== Dataset rows

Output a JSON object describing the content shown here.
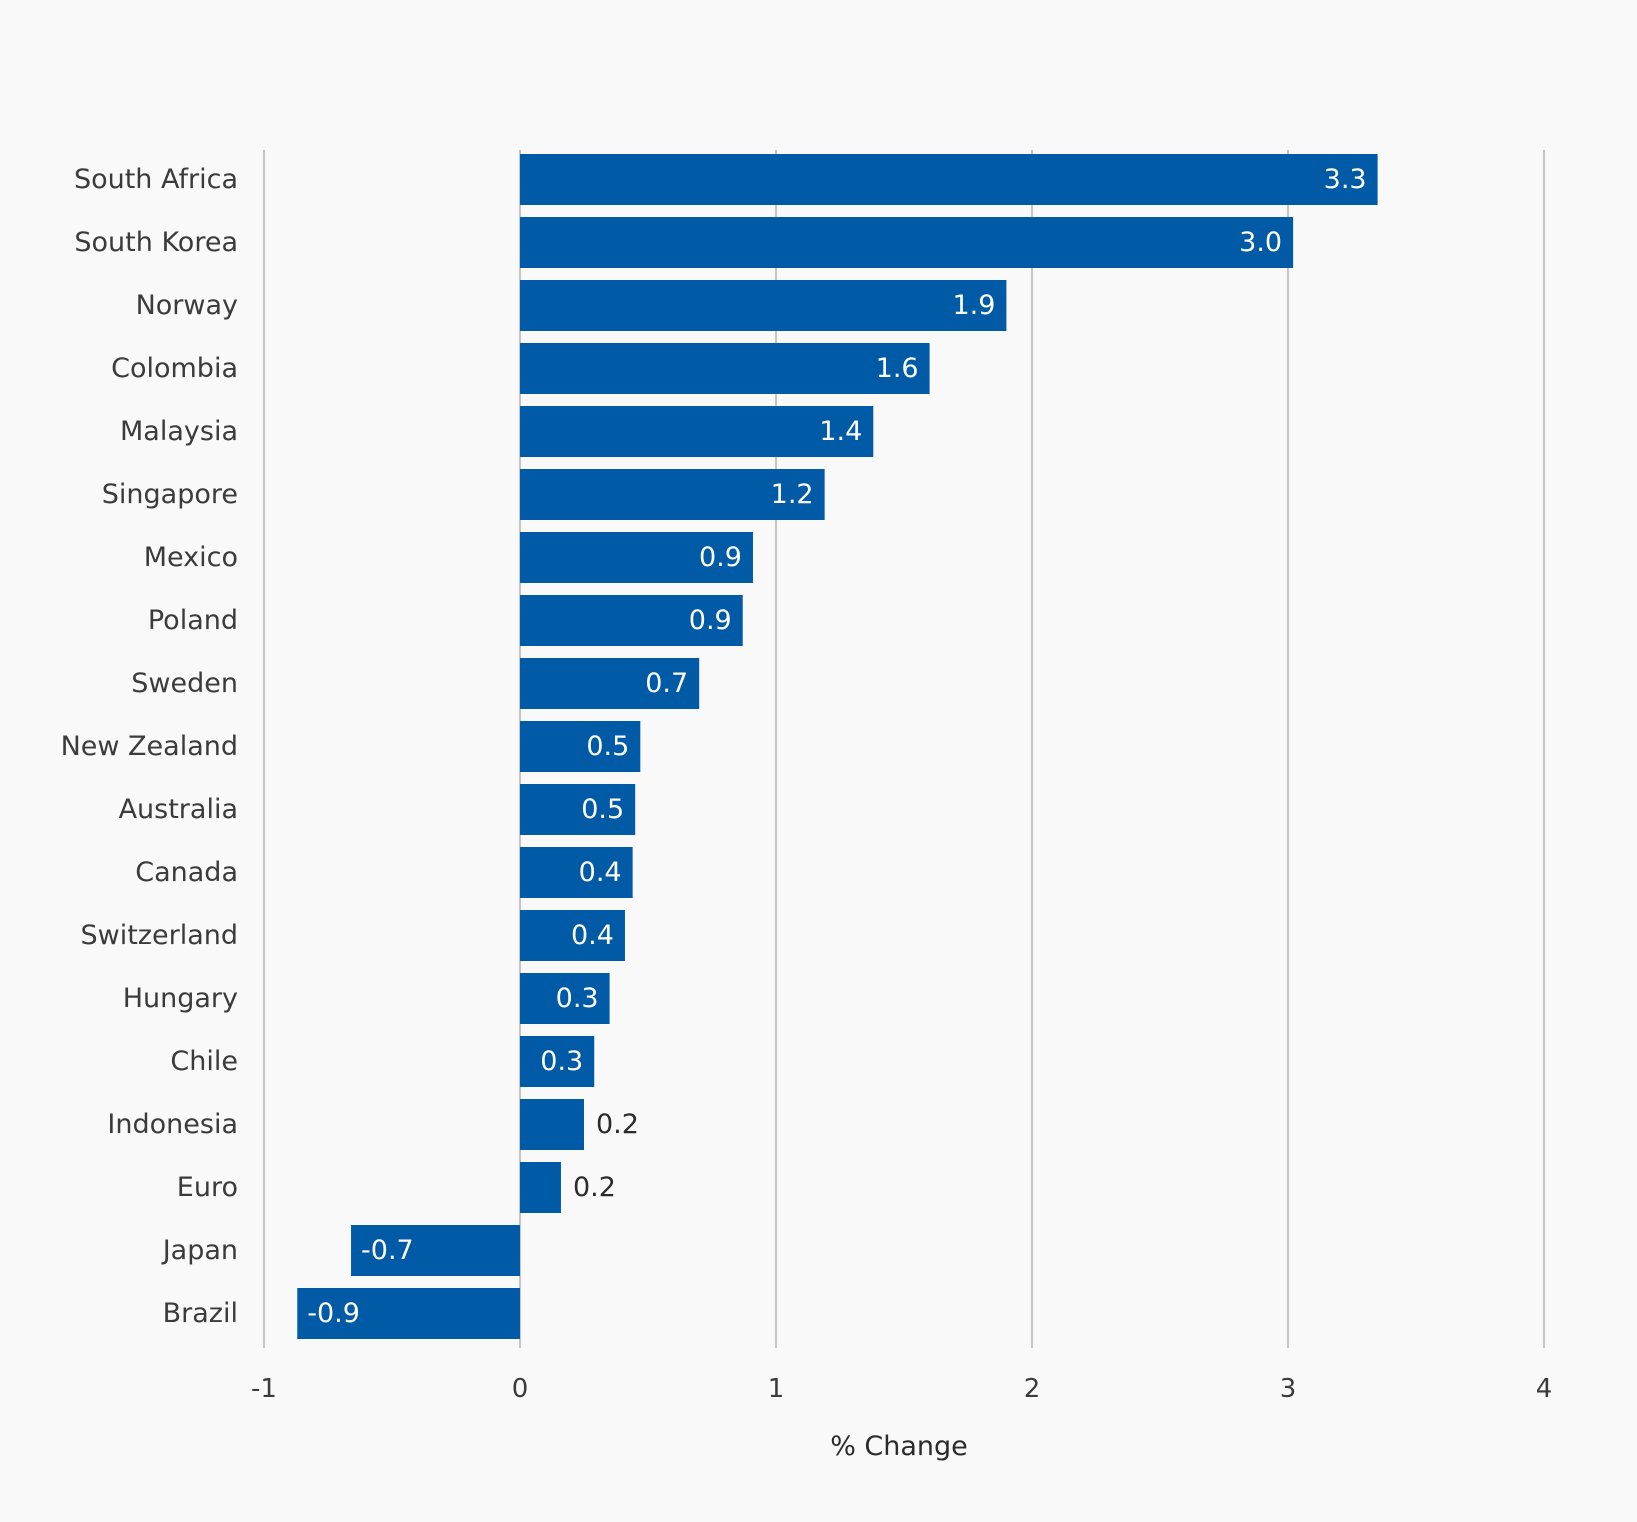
{
  "chart_data": {
    "type": "bar",
    "orientation": "horizontal",
    "categories": [
      "South Africa",
      "South Korea",
      "Norway",
      "Colombia",
      "Malaysia",
      "Singapore",
      "Mexico",
      "Poland",
      "Sweden",
      "New Zealand",
      "Australia",
      "Canada",
      "Switzerland",
      "Hungary",
      "Chile",
      "Indonesia",
      "Euro",
      "Japan",
      "Brazil"
    ],
    "values": [
      3.35,
      3.02,
      1.9,
      1.6,
      1.38,
      1.19,
      0.91,
      0.87,
      0.7,
      0.47,
      0.45,
      0.44,
      0.41,
      0.35,
      0.29,
      0.25,
      0.16,
      -0.66,
      -0.87
    ],
    "value_labels": [
      "3.3",
      "3.0",
      "1.9",
      "1.6",
      "1.4",
      "1.2",
      "0.9",
      "0.9",
      "0.7",
      "0.5",
      "0.5",
      "0.4",
      "0.4",
      "0.3",
      "0.3",
      "0.2",
      "0.2",
      "-0.7",
      "-0.9"
    ],
    "xlabel": "% Change",
    "ylabel": "",
    "title": "",
    "xlim": [
      -1,
      4
    ],
    "xticks": [
      -1,
      0,
      1,
      2,
      3,
      4
    ],
    "tick_labels": [
      "-1",
      "0",
      "1",
      "2",
      "3",
      "4"
    ],
    "grid": "vertical",
    "colors": {
      "bar": "#005aa6",
      "gridline": "#a8a8a8",
      "label_inside": "#ffffff",
      "label_outside": "#2b2b2b"
    }
  }
}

====

- Instructions for the task: Print every record above exactly as written, leaving out the pictures.

- Final answer:
Output a JSON object describing the content shown here.
{
  "chart_data": {
    "type": "bar",
    "orientation": "horizontal",
    "categories": [
      "South Africa",
      "South Korea",
      "Norway",
      "Colombia",
      "Malaysia",
      "Singapore",
      "Mexico",
      "Poland",
      "Sweden",
      "New Zealand",
      "Australia",
      "Canada",
      "Switzerland",
      "Hungary",
      "Chile",
      "Indonesia",
      "Euro",
      "Japan",
      "Brazil"
    ],
    "values": [
      3.35,
      3.02,
      1.9,
      1.6,
      1.38,
      1.19,
      0.91,
      0.87,
      0.7,
      0.47,
      0.45,
      0.44,
      0.41,
      0.35,
      0.29,
      0.25,
      0.16,
      -0.66,
      -0.87
    ],
    "value_labels": [
      "3.3",
      "3.0",
      "1.9",
      "1.6",
      "1.4",
      "1.2",
      "0.9",
      "0.9",
      "0.7",
      "0.5",
      "0.5",
      "0.4",
      "0.4",
      "0.3",
      "0.3",
      "0.2",
      "0.2",
      "-0.7",
      "-0.9"
    ],
    "xlabel": "% Change",
    "ylabel": "",
    "title": "",
    "xlim": [
      -1,
      4
    ],
    "xticks": [
      -1,
      0,
      1,
      2,
      3,
      4
    ],
    "tick_labels": [
      "-1",
      "0",
      "1",
      "2",
      "3",
      "4"
    ],
    "grid": "vertical",
    "colors": {
      "bar": "#005aa6",
      "gridline": "#a8a8a8",
      "label_inside": "#ffffff",
      "label_outside": "#2b2b2b"
    }
  }
}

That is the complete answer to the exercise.